PROBLEM DETAILS:
Look below and pull out each line with the word "name".

Figure record listings:

┄┄┄┄┄┄

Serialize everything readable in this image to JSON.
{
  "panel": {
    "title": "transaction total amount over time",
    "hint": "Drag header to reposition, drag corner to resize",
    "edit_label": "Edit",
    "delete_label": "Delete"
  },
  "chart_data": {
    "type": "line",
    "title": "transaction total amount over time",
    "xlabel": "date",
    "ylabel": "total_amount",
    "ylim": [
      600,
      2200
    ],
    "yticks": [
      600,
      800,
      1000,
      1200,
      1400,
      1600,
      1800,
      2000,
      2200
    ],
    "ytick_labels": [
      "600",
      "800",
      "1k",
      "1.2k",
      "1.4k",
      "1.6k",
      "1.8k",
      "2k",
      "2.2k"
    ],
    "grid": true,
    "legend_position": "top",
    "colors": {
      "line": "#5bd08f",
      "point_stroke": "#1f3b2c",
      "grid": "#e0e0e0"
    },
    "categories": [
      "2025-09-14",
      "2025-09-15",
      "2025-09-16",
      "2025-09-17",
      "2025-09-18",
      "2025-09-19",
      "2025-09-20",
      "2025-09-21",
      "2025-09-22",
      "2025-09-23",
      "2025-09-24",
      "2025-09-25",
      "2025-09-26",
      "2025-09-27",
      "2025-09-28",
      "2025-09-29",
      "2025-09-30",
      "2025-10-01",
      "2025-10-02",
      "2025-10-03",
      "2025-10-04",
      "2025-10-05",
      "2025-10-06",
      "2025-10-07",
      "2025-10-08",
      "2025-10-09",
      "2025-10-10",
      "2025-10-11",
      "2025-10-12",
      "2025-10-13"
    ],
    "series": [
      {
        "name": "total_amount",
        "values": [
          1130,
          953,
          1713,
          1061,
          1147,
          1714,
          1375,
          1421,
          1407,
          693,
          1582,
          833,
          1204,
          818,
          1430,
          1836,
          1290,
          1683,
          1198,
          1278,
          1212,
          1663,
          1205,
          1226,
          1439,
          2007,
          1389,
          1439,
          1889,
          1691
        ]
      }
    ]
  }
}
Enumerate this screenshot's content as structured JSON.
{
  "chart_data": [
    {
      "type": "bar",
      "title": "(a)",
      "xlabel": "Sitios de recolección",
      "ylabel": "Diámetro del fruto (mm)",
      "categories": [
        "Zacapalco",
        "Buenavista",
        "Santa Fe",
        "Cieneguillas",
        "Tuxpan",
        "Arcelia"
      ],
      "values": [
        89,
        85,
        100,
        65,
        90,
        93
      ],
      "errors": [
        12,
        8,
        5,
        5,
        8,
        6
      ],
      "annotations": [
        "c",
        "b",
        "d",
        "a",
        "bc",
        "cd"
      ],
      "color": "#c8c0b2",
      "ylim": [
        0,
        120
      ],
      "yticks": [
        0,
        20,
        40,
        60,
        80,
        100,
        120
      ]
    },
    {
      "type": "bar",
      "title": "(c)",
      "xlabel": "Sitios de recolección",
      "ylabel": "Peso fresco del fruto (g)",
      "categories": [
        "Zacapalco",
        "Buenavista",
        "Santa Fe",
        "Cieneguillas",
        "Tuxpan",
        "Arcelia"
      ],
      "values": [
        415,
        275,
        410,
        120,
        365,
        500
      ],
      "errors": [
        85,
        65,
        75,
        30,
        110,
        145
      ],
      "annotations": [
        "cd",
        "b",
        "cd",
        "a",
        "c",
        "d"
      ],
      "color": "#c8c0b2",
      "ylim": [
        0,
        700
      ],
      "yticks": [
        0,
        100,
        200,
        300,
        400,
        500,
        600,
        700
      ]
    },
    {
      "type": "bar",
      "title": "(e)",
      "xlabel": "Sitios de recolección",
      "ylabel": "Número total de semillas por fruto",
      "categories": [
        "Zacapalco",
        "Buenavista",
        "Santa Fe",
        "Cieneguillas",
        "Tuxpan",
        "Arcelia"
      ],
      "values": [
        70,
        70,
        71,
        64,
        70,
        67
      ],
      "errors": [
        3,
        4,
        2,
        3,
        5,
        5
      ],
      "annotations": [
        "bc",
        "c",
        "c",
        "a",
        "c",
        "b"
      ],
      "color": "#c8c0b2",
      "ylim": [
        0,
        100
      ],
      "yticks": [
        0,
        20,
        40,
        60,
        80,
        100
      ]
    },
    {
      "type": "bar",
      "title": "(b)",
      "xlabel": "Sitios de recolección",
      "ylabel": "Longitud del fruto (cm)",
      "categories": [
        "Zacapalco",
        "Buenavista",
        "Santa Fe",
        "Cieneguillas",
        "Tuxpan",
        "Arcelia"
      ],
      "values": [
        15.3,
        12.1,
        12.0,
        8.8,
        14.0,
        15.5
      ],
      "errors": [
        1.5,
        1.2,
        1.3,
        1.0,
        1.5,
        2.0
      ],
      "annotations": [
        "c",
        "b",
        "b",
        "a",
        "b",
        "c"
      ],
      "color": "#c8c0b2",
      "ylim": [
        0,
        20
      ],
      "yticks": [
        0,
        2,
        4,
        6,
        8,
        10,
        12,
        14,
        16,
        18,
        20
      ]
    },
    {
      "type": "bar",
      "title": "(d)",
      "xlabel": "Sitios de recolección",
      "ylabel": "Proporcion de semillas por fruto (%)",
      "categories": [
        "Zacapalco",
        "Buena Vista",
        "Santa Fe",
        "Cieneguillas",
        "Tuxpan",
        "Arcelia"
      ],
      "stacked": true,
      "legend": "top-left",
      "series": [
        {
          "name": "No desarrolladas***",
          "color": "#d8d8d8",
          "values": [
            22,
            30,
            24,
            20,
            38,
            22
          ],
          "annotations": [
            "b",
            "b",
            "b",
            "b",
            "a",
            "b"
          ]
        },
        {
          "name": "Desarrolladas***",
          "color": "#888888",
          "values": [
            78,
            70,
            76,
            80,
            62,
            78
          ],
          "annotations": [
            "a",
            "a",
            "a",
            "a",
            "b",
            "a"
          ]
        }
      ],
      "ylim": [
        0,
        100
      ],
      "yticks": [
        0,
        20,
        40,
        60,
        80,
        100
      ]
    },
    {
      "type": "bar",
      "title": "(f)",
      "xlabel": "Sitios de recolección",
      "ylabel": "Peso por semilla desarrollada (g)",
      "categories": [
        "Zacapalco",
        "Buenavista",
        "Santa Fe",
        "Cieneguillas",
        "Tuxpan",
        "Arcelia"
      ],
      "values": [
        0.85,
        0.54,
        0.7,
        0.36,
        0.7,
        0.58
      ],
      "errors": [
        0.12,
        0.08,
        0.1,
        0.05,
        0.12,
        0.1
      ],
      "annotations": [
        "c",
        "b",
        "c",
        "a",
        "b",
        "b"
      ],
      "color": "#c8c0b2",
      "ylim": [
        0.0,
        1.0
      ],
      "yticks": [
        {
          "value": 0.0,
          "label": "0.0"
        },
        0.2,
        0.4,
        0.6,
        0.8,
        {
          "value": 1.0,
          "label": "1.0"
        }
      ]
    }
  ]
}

┄┄┄┄┄┄

RESULT OF THE TASK:
        "name": "total_amount",
          "name": "No desarrolladas***",
          "name": "Desarrolladas***",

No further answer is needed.